Below are the entries; state how many of their lines contain the string "излучения", and nothing more.

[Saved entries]
▽

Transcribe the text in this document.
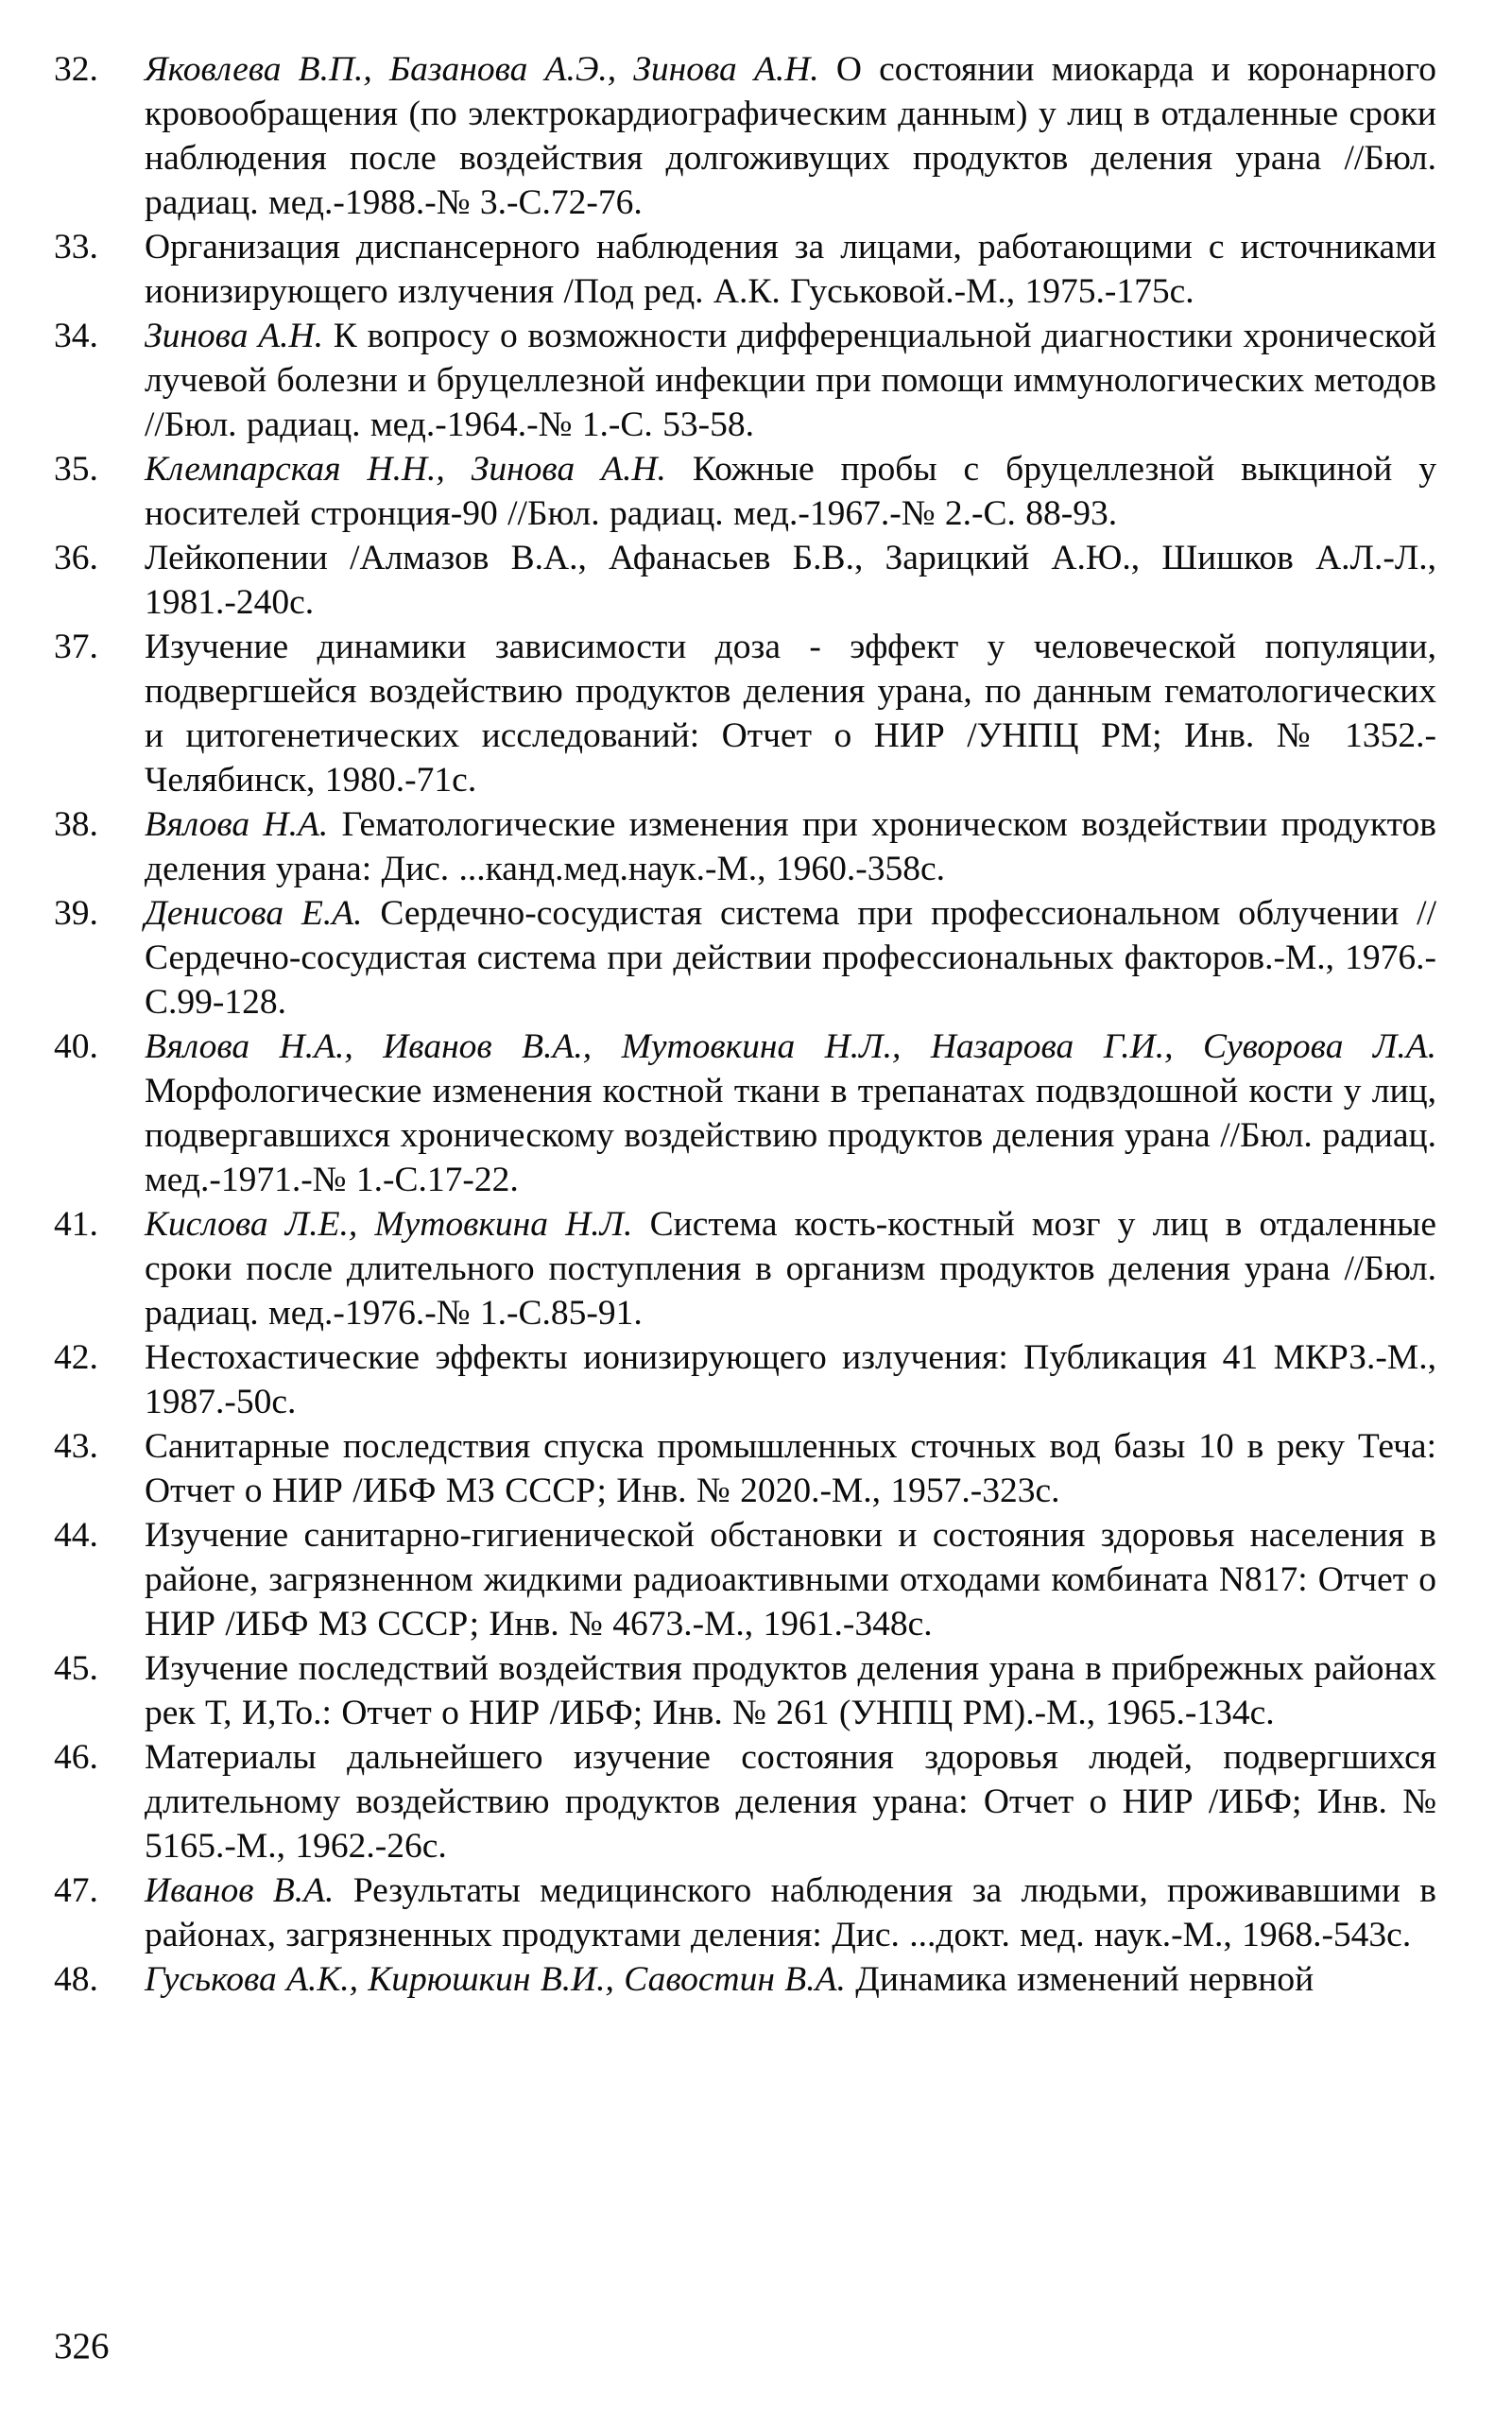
32. Яковлева В.П., Базанова А.Э., Зинова А.Н. О состоянии миокарда и коронарного кровообращения (по электрокардиографическим данным) у лиц в отдаленные сроки наблюдения после воздействия долгоживущих продуктов деления урана //Бюл. радиац. мед.-1988.-№ 3.-С.72-76.

33. Организация диспансерного наблюдения за лицами, работающими с источниками ионизирующего излучения /Под ред. А.К. Гуськовой.-М., 1975.-175с.

34. Зинова А.Н. К вопросу о возможности дифференциальной диагностики хронической лучевой болезни и бруцеллезной инфекции при помощи иммунологических методов //Бюл. радиац. мед.-1964.-№ 1.-С. 53-58.

35. Клемпарская Н.Н., Зинова А.Н. Кожные пробы с бруцеллезной выкциной у носителей стронция-90 //Бюл. радиац. мед.-1967.-№ 2.-С. 88-93.

36. Лейкопении /Алмазов В.А., Афанасьев Б.В., Зарицкий А.Ю., Шишков А.Л.-Л., 1981.-240с.

37. Изучение динамики зависимости доза - эффект у человеческой популяции, подвергшейся воздействию продуктов деления урана, по данным гематологических и цитогенетических исследований: Отчет о НИР /УНПЦ РМ; Инв. № 1352.-Челябинск, 1980.-71с.

38. Вялова Н.А. Гематологические изменения при хроническом воздействии продуктов деления урана: Дис. ...канд.мед.наук.-М., 1960.-358с.

39. Денисова Е.А. Сердечно-сосудистая система при профессиональном облучении //Сердечно-сосудистая система при действии профессиональных факторов.-М., 1976.-С.99-128.

40. Вялова Н.А., Иванов В.А., Мутовкина Н.Л., Назарова Г.И., Суворова Л.А. Морфологические изменения костной ткани в трепанатах подвздошной кости у лиц, подвергавшихся хроническому воздействию продуктов деления урана //Бюл. радиац. мед.-1971.-№ 1.-С.17-22.

41. Кислова Л.Е., Мутовкина Н.Л. Система кость-костный мозг у лиц в отдаленные сроки после длительного поступления в организм продуктов деления урана //Бюл. радиац. мед.-1976.-№ 1.-С.85-91.

42. Нестохастические эффекты ионизирующего излучения: Публикация 41 МКРЗ.-М., 1987.-50с.

43. Санитарные последствия спуска промышленных сточных вод базы 10 в реку Теча: Отчет о НИР /ИБФ МЗ СССР; Инв. № 2020.-М., 1957.-323с.

44. Изучение санитарно-гигиенической обстановки и состояния здоровья населения в районе, загрязненном жидкими радиоактивными отходами комбината N817: Отчет о НИР /ИБФ МЗ СССР; Инв. № 4673.-М., 1961.-348с.

45. Изучение последствий воздействия продуктов деления урана в прибрежных районах рек Т, И,То.: Отчет о НИР /ИБФ; Инв. № 261 (УНПЦ РМ).-М., 1965.-134с.

46. Материалы дальнейшего изучение состояния здоровья людей, подвергшихся длительному воздействию продуктов деления урана: Отчет о НИР /ИБФ; Инв. № 5165.-М., 1962.-26с.

47. Иванов В.А. Результаты медицинского наблюдения за людьми, проживавшими в районах, загрязненных продуктами деления: Дис. ...докт. мед. наук.-М., 1968.-543с.

48. Гуськова А.К., Кирюшкин В.И., Савостин В.А. Динамика изменений нервной

326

△

■ **Result for this exercise**: 2